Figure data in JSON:
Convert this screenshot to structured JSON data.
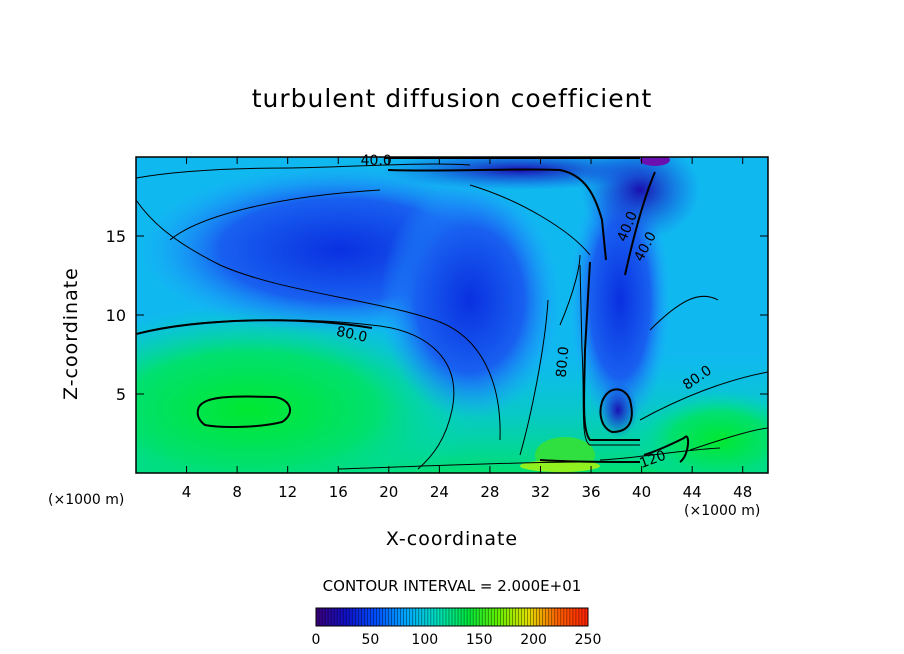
{
  "chart_data": {
    "type": "heatmap",
    "title": "turbulent diffusion coefficient",
    "xlabel": "X-coordinate",
    "ylabel": "Z-coordinate",
    "x_unit_label": "(×1000 m)",
    "xlim": [
      0,
      50
    ],
    "ylim": [
      0,
      20
    ],
    "x_ticks": [
      4,
      8,
      12,
      16,
      20,
      24,
      28,
      32,
      36,
      40,
      44,
      48
    ],
    "y_ticks": [
      5,
      10,
      15
    ],
    "contour_interval_text": "CONTOUR INTERVAL = 2.000E+01",
    "contour_labels": [
      "40.0",
      "40.0",
      "40.0",
      "80.0",
      "80.0",
      "80.0",
      "120"
    ],
    "colorbar": {
      "range": [
        0,
        250
      ],
      "tick_labels": [
        "0",
        "50",
        "100",
        "150",
        "200",
        "250"
      ],
      "colormap": [
        "#3a007a",
        "#1010c8",
        "#0050ff",
        "#00a8ff",
        "#00e0c0",
        "#00e840",
        "#60f000",
        "#e0e000",
        "#ff6000",
        "#ff2000"
      ]
    }
  }
}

→ Instructions to follow
Set the entries down again exactly. Do not include the images.

→ Written response
Convert this screenshot to structured JSON data.
{
  "chart_data": {
    "type": "heatmap",
    "title": "turbulent diffusion coefficient",
    "xlabel": "X-coordinate",
    "ylabel": "Z-coordinate",
    "x_unit_label": "(×1000 m)",
    "xlim": [
      0,
      50
    ],
    "ylim": [
      0,
      20
    ],
    "x_ticks": [
      4,
      8,
      12,
      16,
      20,
      24,
      28,
      32,
      36,
      40,
      44,
      48
    ],
    "y_ticks": [
      5,
      10,
      15
    ],
    "contour_interval_text": "CONTOUR INTERVAL = 2.000E+01",
    "contour_labels": [
      "40.0",
      "40.0",
      "40.0",
      "80.0",
      "80.0",
      "80.0",
      "120"
    ],
    "colorbar": {
      "range": [
        0,
        250
      ],
      "tick_labels": [
        "0",
        "50",
        "100",
        "150",
        "200",
        "250"
      ],
      "colormap": [
        "#3a007a",
        "#1010c8",
        "#0050ff",
        "#00a8ff",
        "#00e0c0",
        "#00e840",
        "#60f000",
        "#e0e000",
        "#ff6000",
        "#ff2000"
      ]
    }
  }
}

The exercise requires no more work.